_PROBLEMS AND TASKS_
1. Please set down, word for word, everything in the AstraZeneca article below from "AstraZeneca Bets $6.9" down to "global oncology powerhouse.".
2. Resume the article on AstraZeneca's Japanese cancer therapy deal, starting after its last sentence.
EXCERPT START
AstraZeneca was considering a share sale in the past as it was seeking to strengthen drug investments and its balance sheet.

AstraZeneca Bets $6.9 Billion in Japan Cancer Therapy Deal
Flags fly outside AstraZeneca’s production facility in Destelbergen, Belgium. (Photographer: Jock Fistick/Bloomberg News)

(Bloomberg) -- AstraZeneca Plc forged its biggest deal in more than a decade, agreeing to pay as much as $6.9 billion to buy into a promising Japanese cancer treatment as part of its push to become a global oncology powerhouse.

AstraZeneca will pay the Japanese drugmaker Daiichi Sankyo Co. $1.35 billion upfront to jointly develop and commercialize the cancer therapy trastuzumab deruxtecan, with as much as $5.6 billion in additional payments subject to sales milestones and other contingencies, the companies said late Thursday. They will also equally split development and commercialization costs.

The deal fuels a race among big drug companies to develop effective -- and lucrative -- new cancer treatments. With research breakthroughs like gene-editing and T-cell manipulation extending patients’ lives in unprecedented ways, the global market for cancer treatments has exploded to $133 billion annually and become the fiercest battleground in pharmaceuticals. AstraZeneca’s British rival GlaxoSmithKline Plc last month agreed to pay Germany’s Merck KGaA as much as $4.2 billion for access to a promising immune-oncology therapy.

Cambridge, England-based AstraZeneca said it will fund the transaction partly through a share sale of as much as $3.5 billion. The stock fell as much as 5.2 percent Friday in London, the most since October. Through Thursday, they had risen about 31 percent over the past year, more than double the increase at Glaxo.
EXCERPT END
EXCERPTED RECORDS START
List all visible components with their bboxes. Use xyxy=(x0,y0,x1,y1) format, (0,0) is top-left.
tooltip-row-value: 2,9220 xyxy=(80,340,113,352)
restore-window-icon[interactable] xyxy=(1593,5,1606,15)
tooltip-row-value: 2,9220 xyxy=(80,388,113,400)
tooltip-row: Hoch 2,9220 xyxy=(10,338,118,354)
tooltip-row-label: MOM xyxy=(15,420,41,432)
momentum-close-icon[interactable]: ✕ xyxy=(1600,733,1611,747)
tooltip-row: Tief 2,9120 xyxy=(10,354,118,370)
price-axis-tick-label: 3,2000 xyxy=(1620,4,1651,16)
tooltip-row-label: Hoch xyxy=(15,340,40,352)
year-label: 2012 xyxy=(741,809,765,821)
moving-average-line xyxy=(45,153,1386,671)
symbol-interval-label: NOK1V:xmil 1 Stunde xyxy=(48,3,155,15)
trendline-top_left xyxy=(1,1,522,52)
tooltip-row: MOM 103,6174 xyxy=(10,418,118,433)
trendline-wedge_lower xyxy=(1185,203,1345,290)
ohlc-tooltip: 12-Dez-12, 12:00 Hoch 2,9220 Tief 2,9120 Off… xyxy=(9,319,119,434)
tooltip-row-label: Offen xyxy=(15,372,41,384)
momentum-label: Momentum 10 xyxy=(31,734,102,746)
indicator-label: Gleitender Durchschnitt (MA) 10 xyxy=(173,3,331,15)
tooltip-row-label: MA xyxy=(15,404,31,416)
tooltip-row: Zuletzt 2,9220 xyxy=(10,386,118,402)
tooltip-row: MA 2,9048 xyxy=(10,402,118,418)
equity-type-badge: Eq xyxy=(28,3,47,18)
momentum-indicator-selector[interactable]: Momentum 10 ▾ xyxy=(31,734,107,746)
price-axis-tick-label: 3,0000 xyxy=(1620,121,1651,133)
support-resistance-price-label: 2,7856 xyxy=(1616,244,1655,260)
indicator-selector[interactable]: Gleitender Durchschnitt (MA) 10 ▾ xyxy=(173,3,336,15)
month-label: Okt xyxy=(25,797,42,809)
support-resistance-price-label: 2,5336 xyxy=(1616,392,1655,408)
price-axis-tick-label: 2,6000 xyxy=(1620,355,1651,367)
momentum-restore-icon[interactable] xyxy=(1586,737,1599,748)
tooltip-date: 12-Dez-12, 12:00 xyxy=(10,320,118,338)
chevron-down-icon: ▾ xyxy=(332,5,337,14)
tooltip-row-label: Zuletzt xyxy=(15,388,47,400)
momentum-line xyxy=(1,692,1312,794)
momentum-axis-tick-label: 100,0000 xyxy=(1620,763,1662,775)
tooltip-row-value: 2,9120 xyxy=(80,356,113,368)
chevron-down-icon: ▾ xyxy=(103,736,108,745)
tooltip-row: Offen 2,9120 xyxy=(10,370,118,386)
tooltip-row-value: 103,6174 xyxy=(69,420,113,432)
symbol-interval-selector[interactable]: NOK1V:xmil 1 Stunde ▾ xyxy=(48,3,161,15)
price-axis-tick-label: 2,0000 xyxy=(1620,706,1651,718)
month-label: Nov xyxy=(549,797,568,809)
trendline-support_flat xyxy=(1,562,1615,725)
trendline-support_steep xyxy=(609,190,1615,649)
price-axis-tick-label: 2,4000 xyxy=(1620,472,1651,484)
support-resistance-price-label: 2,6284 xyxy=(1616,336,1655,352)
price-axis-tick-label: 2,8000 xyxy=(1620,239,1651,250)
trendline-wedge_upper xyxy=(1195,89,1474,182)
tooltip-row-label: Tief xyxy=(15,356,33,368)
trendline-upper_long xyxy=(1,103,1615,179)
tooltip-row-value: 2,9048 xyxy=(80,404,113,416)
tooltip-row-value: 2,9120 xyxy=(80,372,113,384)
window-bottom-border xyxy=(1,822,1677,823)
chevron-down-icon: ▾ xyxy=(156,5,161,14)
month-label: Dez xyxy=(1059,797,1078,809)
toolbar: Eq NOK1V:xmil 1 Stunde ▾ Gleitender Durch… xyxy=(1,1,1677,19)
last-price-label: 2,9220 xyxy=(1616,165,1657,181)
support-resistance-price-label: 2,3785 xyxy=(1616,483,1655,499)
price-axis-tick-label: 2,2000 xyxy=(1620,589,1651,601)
EXCERPTED RECORDS END
_ANSWERS FOR EACH ITEM_
1.
AstraZeneca Bets $6.9 Billion in Japan Cancer Therapy Deal
Flags fly outside AstraZeneca’s production facility in Destelbergen, Belgium. (Photographer: Jock Fistick/Bloomberg News)

(Bloomberg) -- AstraZeneca Plc forged its biggest deal in more than a decade, agreeing to pay as much as $6.9 billion to buy into a promising Japanese cancer treatment as part of its push to become a global oncology powerhouse.

2.
Bloomberg News reported earlier that AstraZeneca was considering a share sale as it seeks to strengthen drug investments and its balance sheet. Pharmaceutical companies often team up with partners on expensive new drug investments to share both the risk and financial commitment.

Daiichi Sankyo, Japan’s third-biggest pharmaceutical company, surged 16 percent -- the stock’s daily limit -- to an all-time high in early Tokyo trading Friday.

The deal is AstraZeneca’s boldest bet yet under Chief Executive Officer Pascal Soriot, whose mission is to make the company a force in cancer treatment that can contend with the likes of Merck & Co. Daiichi’s treatment is one of the few in late-stage testing that could be a game changer in the oncology landscape.

Read more: Daiichi Sankyo switches CEO after AstraZeneca drug deal

Projected to rake in $7 billion annually at its peak, Daiichi’s treatment has been seen to double survival time for advanced breast cancer patients to 20 months from 10, said UBS Securities Japan Co. analyst Atsushi Seki.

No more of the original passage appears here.